━━ Data extract

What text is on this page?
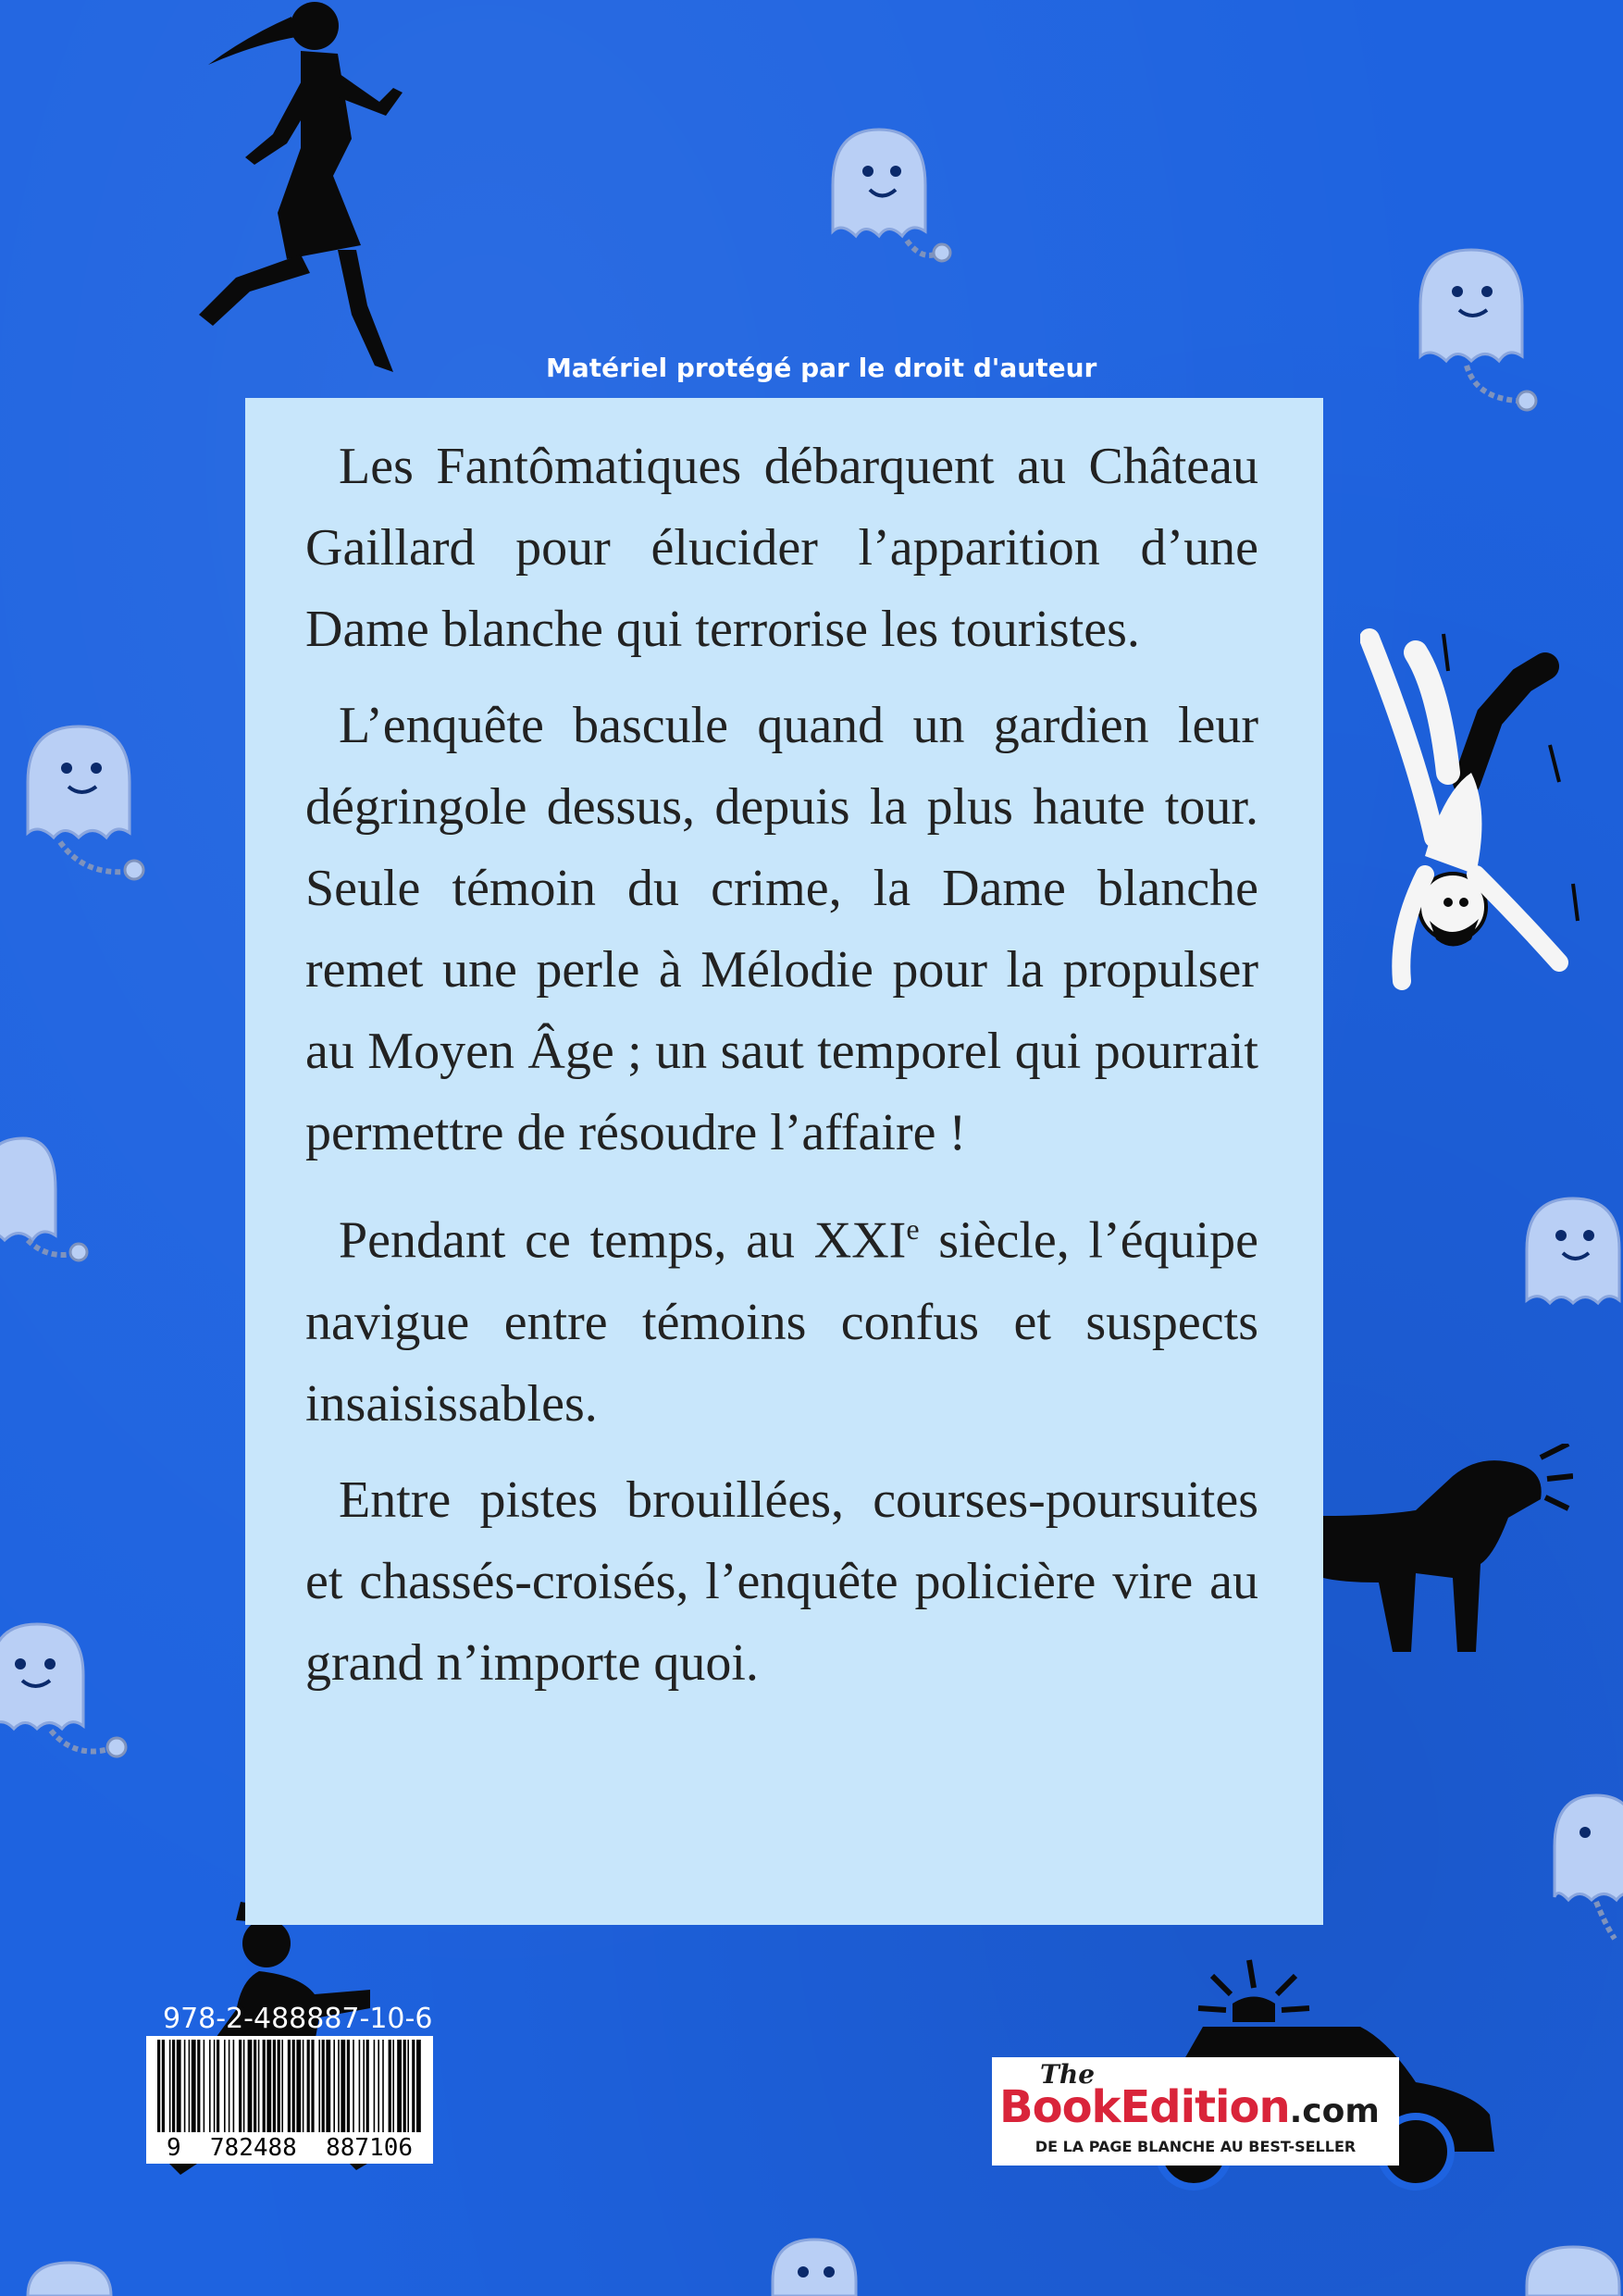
Matériel protégé par le droit d'auteur

Les Fantômatiques débarquent au Château Gaillard pour élucider l’apparition d’une Dame blanche qui terrorise les touristes.

L’enquête bascule quand un gardien leur dégringole dessus, depuis la plus haute tour. Seule témoin du crime, la Dame blanche remet une perle à Mélodie pour la propulser au Moyen Âge ; un saut temporel qui pourrait permettre de résoudre l’affaire !

Pendant ce temps, au XXIe siècle, l’équipe navigue entre témoins confus et suspects insaisissables.

Entre pistes brouillées, courses-poursuites et chassés-croisés, l’enquête policière vire au grand n’importe quoi.

978-2-488887-10-6
9  782488  887106
The
BookEdition.com
DE LA PAGE BLANCHE AU BEST-SELLER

━━━━

Exercise aim:
Using the listing above, return all lines where the word "Dame" occurs.

The answer:
Les Fantômatiques débarquent au Château Gaillard pour élucider l’apparition d’une Dame blanche qui terrorise les touristes.
L’enquête bascule quand un gardien leur dégringole dessus, depuis la plus haute tour. Seule témoin du crime, la Dame blanche remet une perle à Mélodie pour la propulser au Moyen Âge ; un saut temporel qui pourrait permettre de résoudre l’affaire !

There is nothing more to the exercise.